Exercise aim → Everything in the data should be repeated exactly, save for the images.

+++++

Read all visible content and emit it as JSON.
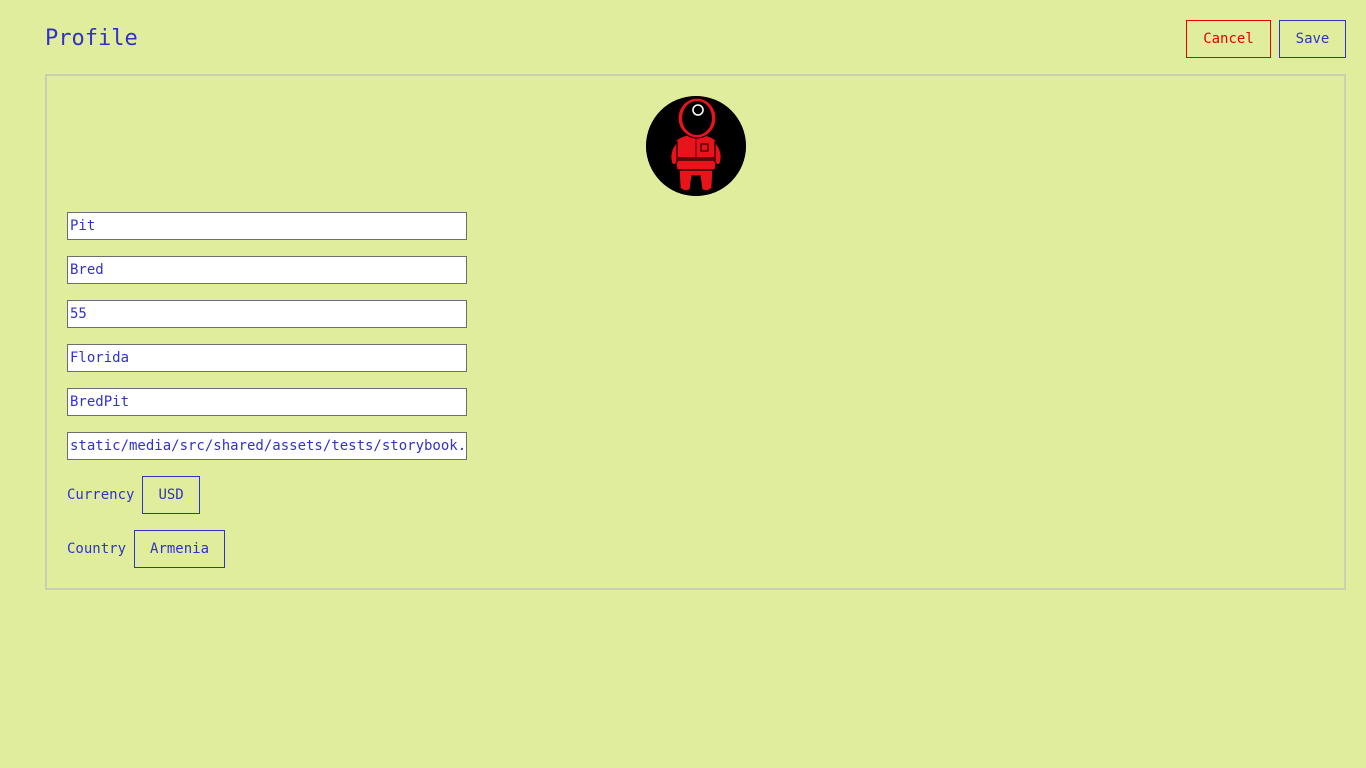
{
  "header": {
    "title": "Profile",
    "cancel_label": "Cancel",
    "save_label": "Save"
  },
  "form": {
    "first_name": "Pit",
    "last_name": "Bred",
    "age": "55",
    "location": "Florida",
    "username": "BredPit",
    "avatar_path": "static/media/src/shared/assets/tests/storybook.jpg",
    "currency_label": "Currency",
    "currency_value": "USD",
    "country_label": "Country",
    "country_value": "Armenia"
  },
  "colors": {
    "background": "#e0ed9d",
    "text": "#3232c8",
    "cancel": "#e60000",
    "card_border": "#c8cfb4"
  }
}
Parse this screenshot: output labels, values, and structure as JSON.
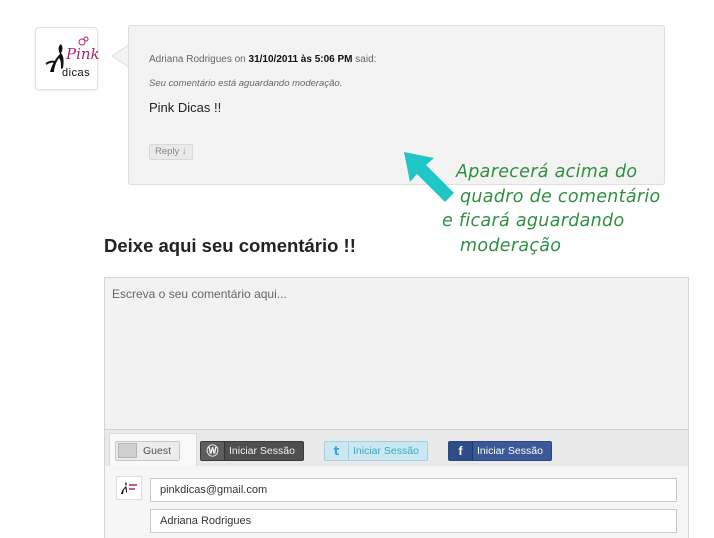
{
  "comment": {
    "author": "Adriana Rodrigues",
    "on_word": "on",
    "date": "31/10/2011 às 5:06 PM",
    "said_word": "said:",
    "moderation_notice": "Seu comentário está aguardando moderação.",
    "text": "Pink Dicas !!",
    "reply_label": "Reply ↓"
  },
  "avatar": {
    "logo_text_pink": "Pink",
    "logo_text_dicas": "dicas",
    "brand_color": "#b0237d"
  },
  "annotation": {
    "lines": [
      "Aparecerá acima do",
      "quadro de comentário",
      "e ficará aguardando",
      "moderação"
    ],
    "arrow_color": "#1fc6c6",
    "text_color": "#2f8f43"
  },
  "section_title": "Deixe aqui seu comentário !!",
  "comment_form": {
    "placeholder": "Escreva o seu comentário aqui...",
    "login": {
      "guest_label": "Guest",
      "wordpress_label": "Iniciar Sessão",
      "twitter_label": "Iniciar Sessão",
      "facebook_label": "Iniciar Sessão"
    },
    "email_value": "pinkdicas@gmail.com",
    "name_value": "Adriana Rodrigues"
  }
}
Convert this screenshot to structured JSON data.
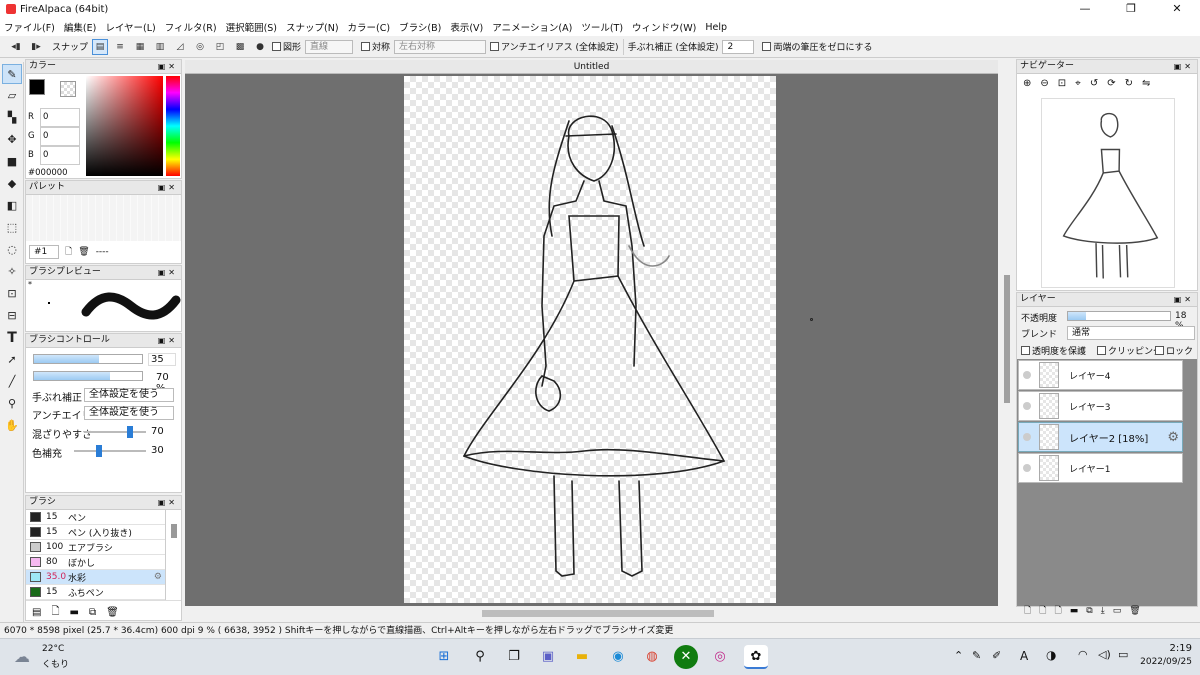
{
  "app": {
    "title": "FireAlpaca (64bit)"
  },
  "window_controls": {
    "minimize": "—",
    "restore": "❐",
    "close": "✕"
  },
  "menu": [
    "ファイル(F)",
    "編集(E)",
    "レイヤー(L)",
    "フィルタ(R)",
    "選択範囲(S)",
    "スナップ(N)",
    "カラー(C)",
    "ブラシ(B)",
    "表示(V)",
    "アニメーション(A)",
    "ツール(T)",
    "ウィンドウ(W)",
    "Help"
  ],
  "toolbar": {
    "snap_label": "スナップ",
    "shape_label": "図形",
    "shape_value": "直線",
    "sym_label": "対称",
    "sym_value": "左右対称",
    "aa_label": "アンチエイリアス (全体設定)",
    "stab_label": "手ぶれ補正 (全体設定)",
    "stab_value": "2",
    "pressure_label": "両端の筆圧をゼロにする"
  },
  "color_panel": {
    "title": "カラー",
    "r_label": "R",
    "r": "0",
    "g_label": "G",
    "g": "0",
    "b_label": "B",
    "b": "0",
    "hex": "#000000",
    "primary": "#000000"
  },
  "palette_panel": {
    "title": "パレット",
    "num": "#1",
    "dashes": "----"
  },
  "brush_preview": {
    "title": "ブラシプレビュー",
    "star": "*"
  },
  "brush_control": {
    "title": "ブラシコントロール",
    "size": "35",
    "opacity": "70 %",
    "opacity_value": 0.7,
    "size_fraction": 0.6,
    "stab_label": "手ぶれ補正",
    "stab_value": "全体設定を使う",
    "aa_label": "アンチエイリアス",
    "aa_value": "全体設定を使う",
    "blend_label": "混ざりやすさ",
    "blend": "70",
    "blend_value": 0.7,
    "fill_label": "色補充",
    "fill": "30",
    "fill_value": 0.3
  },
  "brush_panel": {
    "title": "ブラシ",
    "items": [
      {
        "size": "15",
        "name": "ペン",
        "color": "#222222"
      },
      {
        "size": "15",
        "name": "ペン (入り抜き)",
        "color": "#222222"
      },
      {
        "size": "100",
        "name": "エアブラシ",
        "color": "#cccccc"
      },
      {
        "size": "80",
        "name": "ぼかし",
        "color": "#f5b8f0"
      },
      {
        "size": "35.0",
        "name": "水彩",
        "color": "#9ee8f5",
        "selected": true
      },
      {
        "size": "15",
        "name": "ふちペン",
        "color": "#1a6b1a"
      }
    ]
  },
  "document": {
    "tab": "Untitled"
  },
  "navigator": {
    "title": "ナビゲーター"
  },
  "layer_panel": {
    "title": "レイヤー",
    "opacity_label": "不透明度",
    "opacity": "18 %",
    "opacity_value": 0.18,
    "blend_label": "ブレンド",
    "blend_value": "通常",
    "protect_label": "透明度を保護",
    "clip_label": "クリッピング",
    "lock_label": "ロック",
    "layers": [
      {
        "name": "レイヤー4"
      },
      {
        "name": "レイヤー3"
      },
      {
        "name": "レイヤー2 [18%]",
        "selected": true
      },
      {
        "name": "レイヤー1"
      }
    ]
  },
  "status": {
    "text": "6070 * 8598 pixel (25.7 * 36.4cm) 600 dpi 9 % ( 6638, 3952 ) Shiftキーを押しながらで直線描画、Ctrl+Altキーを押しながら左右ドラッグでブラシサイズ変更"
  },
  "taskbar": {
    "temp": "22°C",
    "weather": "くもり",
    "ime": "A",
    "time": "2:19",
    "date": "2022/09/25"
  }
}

+++++

Finished exercise →
Read all visible content and emit it as JSON.
{
  "header": {
    "title": "Profile",
    "cancel_label": "Cancel",
    "save_label": "Save"
  },
  "form": {
    "first_name": "Pit",
    "last_name": "Bred",
    "age": "55",
    "location": "Florida",
    "username": "BredPit",
    "avatar_path": "static/media/src/shared/assets/tests/storybook.jpg",
    "currency_label": "Currency",
    "currency_value": "USD",
    "country_label": "Country",
    "country_value": "Armenia"
  },
  "colors": {
    "background": "#e0ed9d",
    "text": "#3232c8",
    "cancel": "#e60000",
    "card_border": "#c8cfb4"
  }
}
Parse this screenshot: output labels, values, and structure as JSON.
{
  "comment": {
    "author": "Adriana Rodrigues",
    "on_word": "on",
    "date": "31/10/2011 às 5:06 PM",
    "said_word": "said:",
    "moderation_notice": "Seu comentário está aguardando moderação.",
    "text": "Pink Dicas !!",
    "reply_label": "Reply ↓"
  },
  "avatar": {
    "logo_text_pink": "Pink",
    "logo_text_dicas": "dicas",
    "brand_color": "#b0237d"
  },
  "annotation": {
    "lines": [
      "Aparecerá acima do",
      "quadro de comentário",
      "e ficará aguardando",
      "moderação"
    ],
    "arrow_color": "#1fc6c6",
    "text_color": "#2f8f43"
  },
  "section_title": "Deixe aqui seu comentário !!",
  "comment_form": {
    "placeholder": "Escreva o seu comentário aqui...",
    "login": {
      "guest_label": "Guest",
      "wordpress_label": "Iniciar Sessão",
      "twitter_label": "Iniciar Sessão",
      "facebook_label": "Iniciar Sessão"
    },
    "email_value": "pinkdicas@gmail.com",
    "name_value": "Adriana Rodrigues"
  }
}
Convert this screenshot to structured JSON data.
{
  "app": {
    "title": "FireAlpaca (64bit)"
  },
  "window_controls": {
    "minimize": "—",
    "restore": "❐",
    "close": "✕"
  },
  "menu": [
    "ファイル(F)",
    "編集(E)",
    "レイヤー(L)",
    "フィルタ(R)",
    "選択範囲(S)",
    "スナップ(N)",
    "カラー(C)",
    "ブラシ(B)",
    "表示(V)",
    "アニメーション(A)",
    "ツール(T)",
    "ウィンドウ(W)",
    "Help"
  ],
  "toolbar": {
    "snap_label": "スナップ",
    "shape_label": "図形",
    "shape_value": "直線",
    "sym_label": "対称",
    "sym_value": "左右対称",
    "aa_label": "アンチエイリアス (全体設定)",
    "stab_label": "手ぶれ補正 (全体設定)",
    "stab_value": "2",
    "pressure_label": "両端の筆圧をゼロにする"
  },
  "color_panel": {
    "title": "カラー",
    "r_label": "R",
    "r": "0",
    "g_label": "G",
    "g": "0",
    "b_label": "B",
    "b": "0",
    "hex": "#000000",
    "primary": "#000000"
  },
  "palette_panel": {
    "title": "パレット",
    "num": "#1",
    "dashes": "----"
  },
  "brush_preview": {
    "title": "ブラシプレビュー",
    "star": "*"
  },
  "brush_control": {
    "title": "ブラシコントロール",
    "size": "35",
    "opacity": "70 %",
    "opacity_value": 0.7,
    "size_fraction": 0.6,
    "stab_label": "手ぶれ補正",
    "stab_value": "全体設定を使う",
    "aa_label": "アンチエイリアス",
    "aa_value": "全体設定を使う",
    "blend_label": "混ざりやすさ",
    "blend": "70",
    "blend_value": 0.7,
    "fill_label": "色補充",
    "fill": "30",
    "fill_value": 0.3
  },
  "brush_panel": {
    "title": "ブラシ",
    "items": [
      {
        "size": "15",
        "name": "ペン",
        "color": "#222222"
      },
      {
        "size": "15",
        "name": "ペン (入り抜き)",
        "color": "#222222"
      },
      {
        "size": "100",
        "name": "エアブラシ",
        "color": "#cccccc"
      },
      {
        "size": "80",
        "name": "ぼかし",
        "color": "#f5b8f0"
      },
      {
        "size": "35.0",
        "name": "水彩",
        "color": "#9ee8f5",
        "selected": true
      },
      {
        "size": "15",
        "name": "ふちペン",
        "color": "#1a6b1a"
      }
    ]
  },
  "document": {
    "tab": "Untitled"
  },
  "navigator": {
    "title": "ナビゲーター"
  },
  "layer_panel": {
    "title": "レイヤー",
    "opacity_label": "不透明度",
    "opacity": "18 %",
    "opacity_value": 0.18,
    "blend_label": "ブレンド",
    "blend_value": "通常",
    "protect_label": "透明度を保護",
    "clip_label": "クリッピング",
    "lock_label": "ロック",
    "layers": [
      {
        "name": "レイヤー4"
      },
      {
        "name": "レイヤー3"
      },
      {
        "name": "レイヤー2 [18%]",
        "selected": true
      },
      {
        "name": "レイヤー1"
      }
    ]
  },
  "status": {
    "text": "6070 * 8598 pixel (25.7 * 36.4cm) 600 dpi 9 % ( 6638, 3952 ) Shiftキーを押しながらで直線描画、Ctrl+Altキーを押しながら左右ドラッグでブラシサイズ変更"
  },
  "taskbar": {
    "temp": "22°C",
    "weather": "くもり",
    "ime": "A",
    "time": "2:19",
    "date": "2022/09/25"
  }
}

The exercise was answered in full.